Task objective: Check each line of the material below, and copy it if it holds the string "this".

(Dataset items)
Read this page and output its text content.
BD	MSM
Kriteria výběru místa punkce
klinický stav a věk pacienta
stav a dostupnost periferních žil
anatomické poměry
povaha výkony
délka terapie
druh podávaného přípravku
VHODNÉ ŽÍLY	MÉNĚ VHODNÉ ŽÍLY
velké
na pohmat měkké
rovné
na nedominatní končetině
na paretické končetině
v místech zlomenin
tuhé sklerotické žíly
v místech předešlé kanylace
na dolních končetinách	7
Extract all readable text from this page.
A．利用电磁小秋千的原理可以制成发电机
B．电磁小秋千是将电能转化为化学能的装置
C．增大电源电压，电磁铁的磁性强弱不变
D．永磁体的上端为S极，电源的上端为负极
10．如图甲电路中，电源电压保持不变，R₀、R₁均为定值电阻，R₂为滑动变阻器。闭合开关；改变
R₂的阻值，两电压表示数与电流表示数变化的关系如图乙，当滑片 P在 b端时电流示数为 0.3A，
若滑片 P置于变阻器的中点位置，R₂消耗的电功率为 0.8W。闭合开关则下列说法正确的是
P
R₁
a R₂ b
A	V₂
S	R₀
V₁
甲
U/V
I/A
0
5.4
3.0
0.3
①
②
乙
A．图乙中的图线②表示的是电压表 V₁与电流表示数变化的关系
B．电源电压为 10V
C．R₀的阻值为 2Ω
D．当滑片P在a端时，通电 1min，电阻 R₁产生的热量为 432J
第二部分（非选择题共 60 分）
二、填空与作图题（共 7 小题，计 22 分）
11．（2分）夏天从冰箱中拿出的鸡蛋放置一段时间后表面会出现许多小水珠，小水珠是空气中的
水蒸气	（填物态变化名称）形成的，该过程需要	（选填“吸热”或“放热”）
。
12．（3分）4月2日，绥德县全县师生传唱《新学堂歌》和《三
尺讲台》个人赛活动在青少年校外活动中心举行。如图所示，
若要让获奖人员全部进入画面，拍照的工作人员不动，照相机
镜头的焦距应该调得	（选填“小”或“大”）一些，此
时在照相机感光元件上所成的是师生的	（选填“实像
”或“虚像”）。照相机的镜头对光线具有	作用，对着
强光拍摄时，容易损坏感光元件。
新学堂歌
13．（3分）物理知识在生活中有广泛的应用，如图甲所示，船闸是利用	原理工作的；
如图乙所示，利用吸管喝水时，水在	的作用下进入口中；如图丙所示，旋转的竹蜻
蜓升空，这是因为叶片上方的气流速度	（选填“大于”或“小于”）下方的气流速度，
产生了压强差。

...

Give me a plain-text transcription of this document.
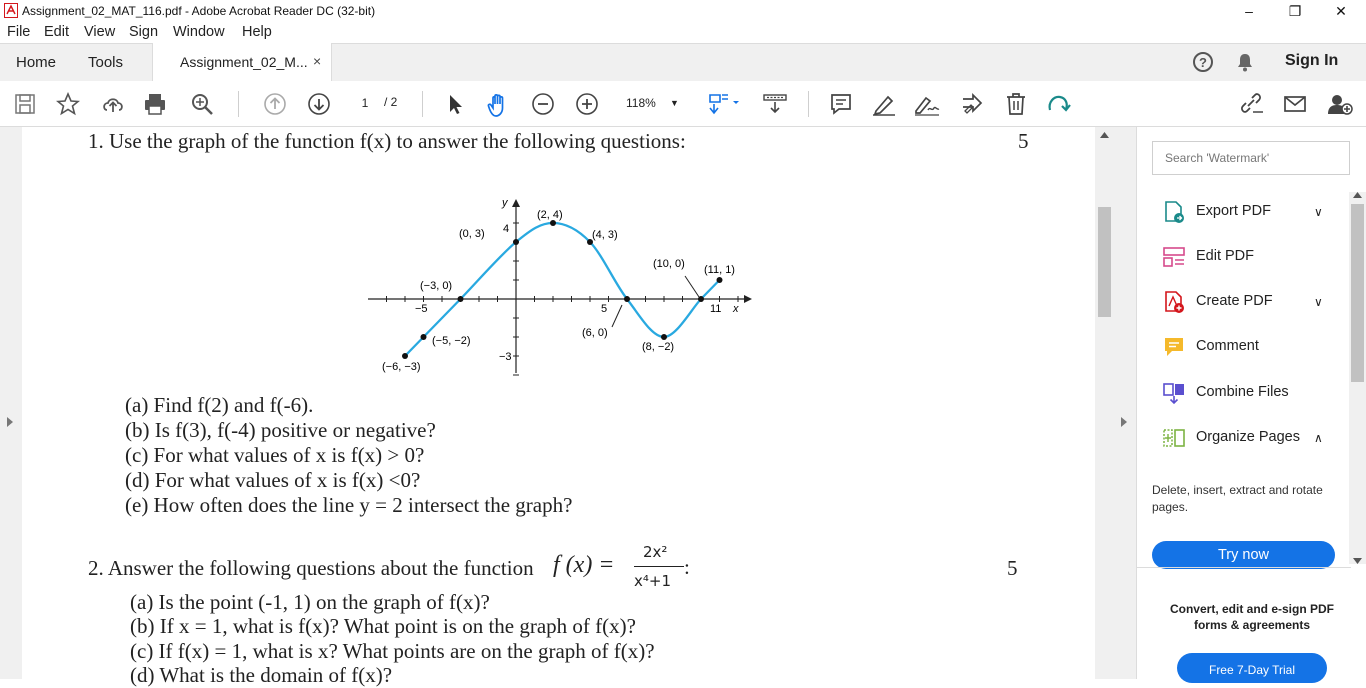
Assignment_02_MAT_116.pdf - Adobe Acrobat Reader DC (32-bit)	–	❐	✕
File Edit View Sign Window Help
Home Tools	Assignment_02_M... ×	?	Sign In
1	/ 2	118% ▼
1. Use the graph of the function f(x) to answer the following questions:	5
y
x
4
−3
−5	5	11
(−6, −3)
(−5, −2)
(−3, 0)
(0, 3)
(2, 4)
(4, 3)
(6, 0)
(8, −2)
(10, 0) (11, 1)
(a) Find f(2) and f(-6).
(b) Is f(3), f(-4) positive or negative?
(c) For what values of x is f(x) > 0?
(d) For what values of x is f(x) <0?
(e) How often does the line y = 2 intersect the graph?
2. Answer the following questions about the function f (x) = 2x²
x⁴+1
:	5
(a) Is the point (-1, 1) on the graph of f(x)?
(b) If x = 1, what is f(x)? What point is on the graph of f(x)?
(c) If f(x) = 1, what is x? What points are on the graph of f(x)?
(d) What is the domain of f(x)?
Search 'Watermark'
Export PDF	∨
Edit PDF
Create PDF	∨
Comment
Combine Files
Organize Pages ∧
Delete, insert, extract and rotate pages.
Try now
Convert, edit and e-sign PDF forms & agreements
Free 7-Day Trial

Correct answer:
Read this page and output its text content.
Extract all readable text from this page.
Give me a plain-text transcription of this document.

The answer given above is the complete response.